#### [Excerpted passage]
========================================

Laser Tracker Performance Testing Solution Released

Brunson Instrument Company has announced the KinAiry solution for laser tracker field testing. KinAiry is a comprehensive, independent solution for laser tracker evaluation, utilizing NIST’s new Interim Field Test Procedure IR-8016. The KinAiry system provides a set of traceable measurements designed to verify volumetric performance in a customer environment. The result is a colorized graphical analysis that quickly shows the overall health of a laser tracker…regardless of make or model.

Traditional laser tracker field checks (2-face tests and short reference bars) do not exercise a tracker sufficiently to evaluate performance over larger working volumes, so NIST developed a volumetric test to assess the general health of a tracker in the field. In accordance with the NIST procedure, KinAiry facilitates taking measurements on a 2.3 meter reference bar held in various orientations which are strategically selected to more fully exercise the volumetric measurement capabilities of a laser tracker.

========================================

Layout region records
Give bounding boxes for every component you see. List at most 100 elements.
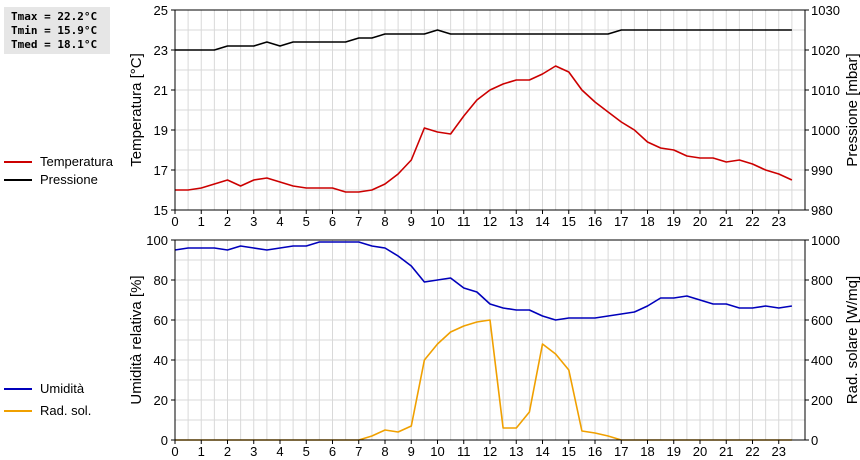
y-tick-label-right: 0: [811, 433, 818, 448]
x-tick-label: 22: [745, 444, 759, 459]
x-tick-label: 12: [483, 444, 497, 459]
legend-label-rad-sol: Rad. sol.: [40, 403, 92, 418]
x-tick-label: 17: [614, 214, 628, 229]
x-tick-label: 10: [430, 214, 444, 229]
legend-item-pressione: Pressione: [4, 171, 134, 189]
y-tick-label-left: 17: [154, 163, 168, 178]
legend-swatch-rad-sol: [4, 410, 32, 412]
y-tick-label-left: 100: [146, 233, 168, 248]
x-tick-label: 19: [667, 444, 681, 459]
y-tick-label-left: 21: [154, 83, 168, 98]
x-tick-label: 19: [667, 214, 681, 229]
y-tick-label-right: 990: [811, 163, 833, 178]
tmax-label: Tmax = 22.2°C: [11, 10, 98, 23]
x-tick-label: 6: [329, 214, 336, 229]
x-tick-label: 23: [772, 214, 786, 229]
y-tick-label-left: 23: [154, 43, 168, 58]
y-axis-title-left: Temperatura [°C]: [128, 53, 145, 167]
x-tick-label: 12: [483, 214, 497, 229]
x-tick-label: 15: [562, 214, 576, 229]
x-tick-label: 1: [198, 214, 205, 229]
y-tick-label-right: 980: [811, 203, 833, 218]
y-tick-label-right: 600: [811, 313, 833, 328]
x-tick-label: 7: [355, 444, 362, 459]
y-tick-label-right: 1010: [811, 83, 840, 98]
temperature-stats-box: Tmax = 22.2°C Tmin = 15.9°C Tmed = 18.1°…: [4, 7, 110, 54]
y-tick-label-left: 15: [154, 203, 168, 218]
x-tick-label: 0: [171, 444, 178, 459]
legend-label-temperatura: Temperatura: [40, 154, 113, 169]
top-chart-legend: Temperatura Pressione: [4, 153, 134, 189]
x-tick-label: 18: [640, 444, 654, 459]
y-tick-label-left: 60: [154, 313, 168, 328]
y-axis-title-right: Rad. solare [W/mq]: [844, 276, 860, 404]
legend-item-umidita: Umidità: [4, 380, 134, 398]
y-tick-label-left: 40: [154, 353, 168, 368]
y-tick-label-right: 1000: [811, 123, 840, 138]
y-axis-title-left: Umidità relativa [%]: [128, 275, 145, 404]
legend-swatch-umidita: [4, 388, 32, 390]
x-tick-label: 21: [719, 444, 733, 459]
x-tick-label: 13: [509, 444, 523, 459]
y-tick-label-left: 25: [154, 3, 168, 18]
x-tick-label: 11: [457, 444, 471, 459]
x-tick-label: 1: [198, 444, 205, 459]
legend-label-pressione: Pressione: [40, 172, 98, 187]
y-tick-label-right: 1020: [811, 43, 840, 58]
x-tick-label: 20: [693, 214, 707, 229]
y-tick-label-right: 400: [811, 353, 833, 368]
y-tick-label-left: 20: [154, 393, 168, 408]
x-tick-label: 8: [381, 444, 388, 459]
y-tick-label-left: 0: [161, 433, 168, 448]
tmed-label: Tmed = 18.1°C: [11, 38, 98, 51]
x-tick-label: 16: [588, 444, 602, 459]
bottom-chart-legend: Umidità Rad. sol.: [4, 380, 134, 420]
x-tick-label: 23: [772, 444, 786, 459]
x-tick-label: 10: [430, 444, 444, 459]
x-tick-label: 15: [562, 444, 576, 459]
legend-item-rad-sol: Rad. sol.: [4, 402, 134, 420]
tmin-label: Tmin = 15.9°C: [11, 24, 98, 37]
y-tick-label-right: 1030: [811, 3, 840, 18]
y-axis-title-right: Pressione [mbar]: [844, 53, 860, 166]
y-tick-label-right: 200: [811, 393, 833, 408]
x-tick-label: 2: [224, 214, 231, 229]
x-tick-label: 5: [303, 444, 310, 459]
legend-swatch-temperatura: [4, 161, 32, 163]
x-tick-label: 3: [250, 214, 257, 229]
y-tick-label-left: 19: [154, 123, 168, 138]
x-tick-label: 4: [276, 444, 283, 459]
legend-item-temperatura: Temperatura: [4, 153, 134, 171]
x-tick-label: 21: [719, 214, 733, 229]
x-tick-label: 14: [535, 214, 549, 229]
x-tick-label: 2: [224, 444, 231, 459]
x-tick-label: 5: [303, 214, 310, 229]
y-tick-label-left: 80: [154, 273, 168, 288]
x-tick-label: 11: [457, 214, 471, 229]
chart-top: 0 1 2 3 4 5 6 7 8 9 10 11 12 13 14 15 16 17 18 19 20 21 22 2315…: [128, 3, 860, 229]
x-tick-label: 17: [614, 444, 628, 459]
chart-bottom: 0 1 2 3 4 5 6 7 8 9 10 11 12 13 14 15 16 17 18 19 20 21 22 2302…: [128, 233, 860, 459]
x-tick-label: 8: [381, 214, 388, 229]
series-line-umidit: [174, 241, 793, 321]
x-tick-label: 14: [535, 444, 549, 459]
x-tick-label: 18: [640, 214, 654, 229]
x-tick-label: 9: [408, 214, 415, 229]
x-tick-label: 22: [745, 214, 759, 229]
series-line-pressione: [175, 29, 792, 51]
legend-swatch-pressione: [4, 179, 32, 181]
legend-label-umidita: Umidità: [40, 381, 85, 396]
y-tick-label-right: 800: [811, 273, 833, 288]
x-tick-label: 3: [250, 444, 257, 459]
x-tick-label: 7: [355, 214, 362, 229]
y-tick-label-right: 1000: [811, 233, 840, 248]
series-line-temperatura: [175, 65, 793, 193]
x-tick-label: 20: [693, 444, 707, 459]
x-tick-label: 9: [408, 444, 415, 459]
x-tick-label: 16: [588, 214, 602, 229]
x-tick-label: 4: [276, 214, 283, 229]
x-tick-label: 13: [509, 214, 523, 229]
x-tick-label: 0: [171, 214, 178, 229]
x-tick-label: 6: [329, 444, 336, 459]
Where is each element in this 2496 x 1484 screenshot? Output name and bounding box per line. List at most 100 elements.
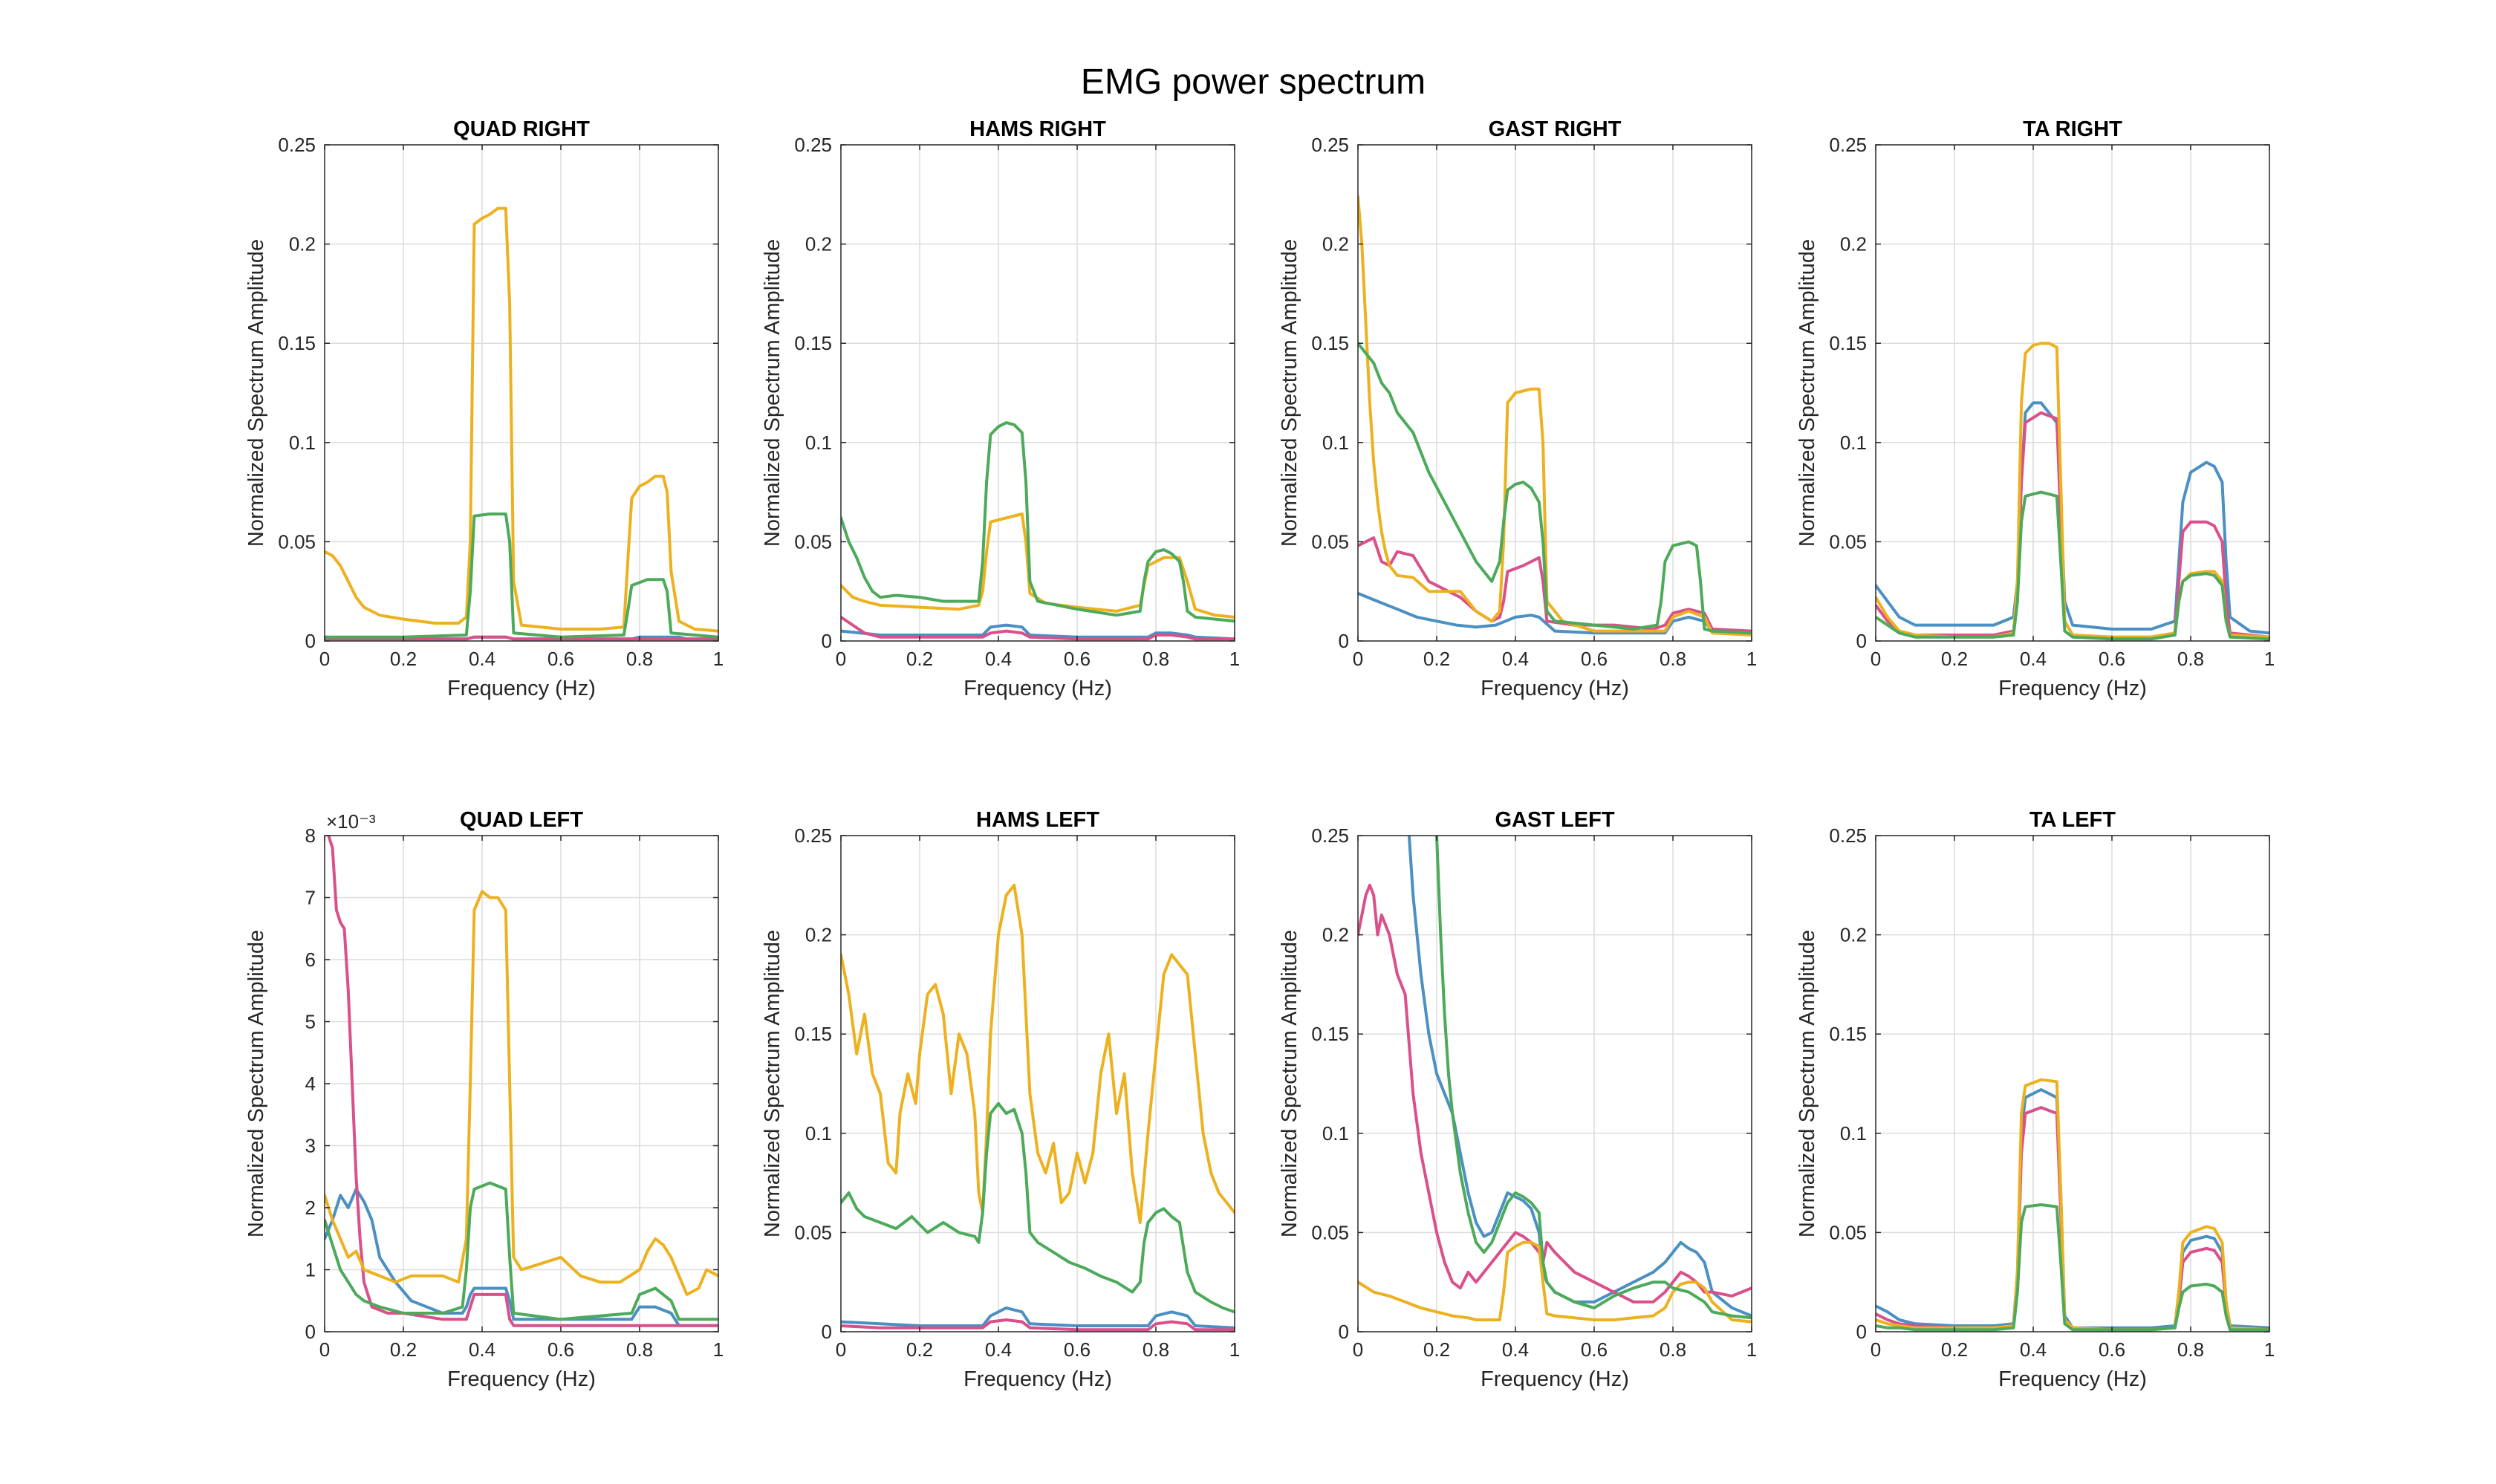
series-line-yellow: [325, 890, 718, 1296]
y-tick-label: 6: [305, 948, 316, 971]
x-axis-label: Frequency (Hz): [963, 1367, 1112, 1391]
y-axis-label: Normalized Spectrum Amplitude: [244, 239, 268, 547]
x-axis-label: Frequency (Hz): [447, 1367, 596, 1391]
x-tick-label: 0.2: [1423, 1338, 1450, 1361]
x-tick-label: 0.4: [2020, 1338, 2047, 1361]
axes-box: [840, 835, 1235, 1332]
y-tick-label: 0.1: [1840, 432, 1867, 454]
x-tick-label: 0: [1871, 1338, 1881, 1361]
axes-box: [840, 144, 1235, 642]
x-tick-label: 0.4: [1502, 648, 1529, 670]
x-tick-label: 0.4: [1502, 1338, 1529, 1361]
plot-area: [1358, 195, 1752, 637]
x-tick-label: 0.8: [626, 1338, 653, 1361]
x-axis-label: Frequency (Hz): [1998, 677, 2147, 700]
series-line-magenta: [1876, 411, 2269, 639]
y-axis-label: Normalized Spectrum Amplitude: [761, 239, 784, 547]
subplot-title: HAMS RIGHT: [969, 117, 1106, 141]
series-line-magenta: [1876, 1106, 2269, 1332]
series-line-magenta: [841, 1318, 1235, 1332]
y-tick-label: 0.2: [805, 924, 832, 946]
chart-gast-right: 0 0.2 0.4 0.6 0.8 1 0 0.05 0.1 0.15 0.2 0.25 GAST RI…: [1278, 117, 1757, 700]
x-tick-label: 0.8: [626, 648, 653, 670]
x-tick-label: 0.6: [1064, 1338, 1091, 1361]
x-tick-label: 0.4: [985, 648, 1012, 670]
x-tick-label: 0.4: [469, 648, 495, 670]
x-tick-label: 1: [1746, 648, 1757, 670]
x-tick-label: 0: [319, 648, 330, 670]
y-tick-label: 0.15: [1311, 332, 1349, 354]
x-tick-label: 0.6: [1581, 648, 1608, 670]
x-tick-label: 0.2: [1941, 1338, 1968, 1361]
series-line-yellow: [1876, 342, 2269, 639]
y-tick-label: 3: [305, 1135, 316, 1157]
subplot-title: TA LEFT: [2029, 808, 2116, 832]
y-tick-label: 0.05: [1311, 1221, 1349, 1243]
subplot-title: GAST LEFT: [1495, 808, 1614, 832]
series-line-green: [325, 512, 718, 639]
y-tick-label: 7: [305, 887, 316, 909]
series-line-green: [1876, 490, 2269, 641]
x-tick-label: 0.8: [1143, 648, 1169, 670]
x-tick-label: 1: [2264, 648, 2275, 670]
y-axis-label: Normalized Spectrum Amplitude: [1795, 930, 1819, 1237]
subplot-title: TA RIGHT: [2023, 117, 2122, 141]
subplot-title: QUAD LEFT: [460, 808, 583, 832]
y-tick-label: 0.15: [1311, 1023, 1349, 1045]
axes-box: [1875, 144, 2270, 642]
series-line-blue: [1407, 836, 1752, 1318]
x-axis-label: Frequency (Hz): [447, 677, 596, 700]
y-axis-label: Normalized Spectrum Amplitude: [1795, 239, 1819, 547]
x-tick-label: 0.2: [390, 1338, 417, 1361]
series-line-magenta: [1358, 883, 1752, 1304]
series-line-green: [1358, 342, 1752, 635]
x-axis-label: Frequency (Hz): [1998, 1367, 2147, 1391]
series-line-yellow: [841, 883, 1235, 1224]
x-tick-label: 0.6: [2099, 1338, 2125, 1361]
y-tick-label: 0.05: [1311, 530, 1349, 553]
y-tick-label: 0.2: [1322, 924, 1349, 946]
series-line-blue: [1876, 401, 2269, 635]
y-tick-label: 0: [305, 630, 316, 652]
x-axis-label: Frequency (Hz): [963, 677, 1112, 700]
x-tick-label: 0.4: [2020, 648, 2047, 670]
y-tick-label: 0.1: [289, 432, 316, 454]
y-tick-label: 0.15: [1829, 332, 1867, 354]
y-tick-label: 0.2: [1322, 233, 1349, 256]
axes-box: [1357, 144, 1752, 642]
x-tick-label: 0: [1871, 648, 1881, 670]
y-tick-label: 0.1: [1322, 432, 1349, 454]
y-tick-label: 1: [305, 1259, 316, 1281]
y-tick-label: 0.05: [794, 530, 832, 553]
series-line-green: [1435, 836, 1752, 1320]
y-axis-label: Normalized Spectrum Amplitude: [761, 930, 784, 1237]
chart-gast-left: 0 0.2 0.4 0.6 0.8 1 0 0.05 0.1 0.15 0.2 0.25 GAST LE…: [1278, 808, 1757, 1391]
axes-box: [1357, 835, 1752, 1332]
x-tick-label: 1: [1746, 1338, 1757, 1361]
y-tick-label: 0.05: [794, 1221, 832, 1243]
y-tick-label: 0.1: [1322, 1122, 1349, 1145]
series-line-yellow: [325, 206, 718, 633]
x-tick-label: 1: [1229, 1338, 1240, 1361]
x-tick-label: 0: [1353, 648, 1363, 670]
subplot-title: GAST RIGHT: [1489, 117, 1622, 141]
subplot-grid: 0 0.2 0.4 0.6 0.8 1 0 0.05 0.1 0.15 0.2 0.25 QUAD RI…: [244, 117, 2275, 1391]
subplot-title: QUAD RIGHT: [453, 117, 590, 141]
y-tick-label: 8: [305, 824, 316, 847]
series-line-magenta: [325, 635, 718, 641]
series-line-yellow: [1358, 195, 1752, 637]
axes-box: [324, 144, 719, 642]
plot-area: [1876, 342, 2269, 641]
y-tick-label: 0.15: [794, 332, 832, 354]
y-tick-label: 0.25: [794, 134, 832, 156]
y-tick-label: 0.1: [805, 432, 832, 454]
series-line-blue: [1876, 1088, 2269, 1330]
y-tick-label: 0.25: [1829, 824, 1867, 847]
x-tick-label: 0.8: [2177, 1338, 2204, 1361]
y-tick-label: 4: [305, 1073, 316, 1095]
x-tick-label: 0.2: [390, 648, 417, 670]
series-line-magenta: [1358, 536, 1752, 633]
x-tick-label: 0.6: [1581, 1338, 1608, 1361]
series-line-blue: [325, 1188, 718, 1327]
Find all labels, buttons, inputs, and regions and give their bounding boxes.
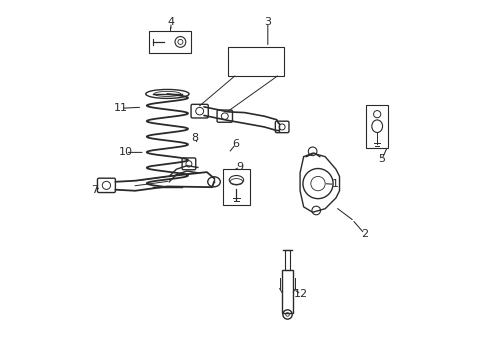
Bar <box>228 47 284 76</box>
Text: 2: 2 <box>360 229 367 239</box>
Text: 7: 7 <box>91 185 98 195</box>
Text: 9: 9 <box>236 162 243 172</box>
Text: 12: 12 <box>293 289 307 299</box>
Bar <box>281 270 293 313</box>
Text: 5: 5 <box>378 154 385 164</box>
Bar <box>149 31 190 53</box>
Text: 1: 1 <box>331 179 338 189</box>
Text: 8: 8 <box>191 133 198 143</box>
Text: 3: 3 <box>264 17 271 27</box>
Bar <box>366 105 387 148</box>
Text: 4: 4 <box>167 17 174 27</box>
Text: 10: 10 <box>118 147 132 157</box>
Bar <box>285 250 289 270</box>
Bar <box>223 169 249 205</box>
Text: 6: 6 <box>232 139 239 149</box>
Text: 11: 11 <box>114 103 127 113</box>
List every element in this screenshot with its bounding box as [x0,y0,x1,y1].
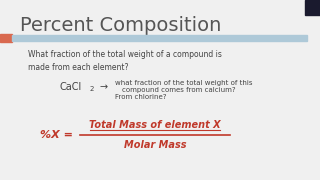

========================================

#### [Required actions]
- a) Please list every organization, product, and test procedure named in the KinAiry announcement.
- b) Using the KinAiry announcement, decide whether each statement agrees with it. Answer yes or no for each and quote the deciding words. (i) KinAiry is meant for only one make of laser tracker. (ii) The reference bar in the NIST procedure is 2.3 meters long. (iii) 2-face tests are enough to evaluate a tracker over larger working volumes.

#### [Solutions]
- a)
- Brunson Instrument Company
- KinAiry
- NIST
- Interim Field Test Procedure IR-8016

- b)
(i) No: "regardless of make or model"
(ii) Yes: "a 2.3 meter reference bar"
(iii) No: "do not exercise a tracker sufficiently to evaluate performance over larger working volumes"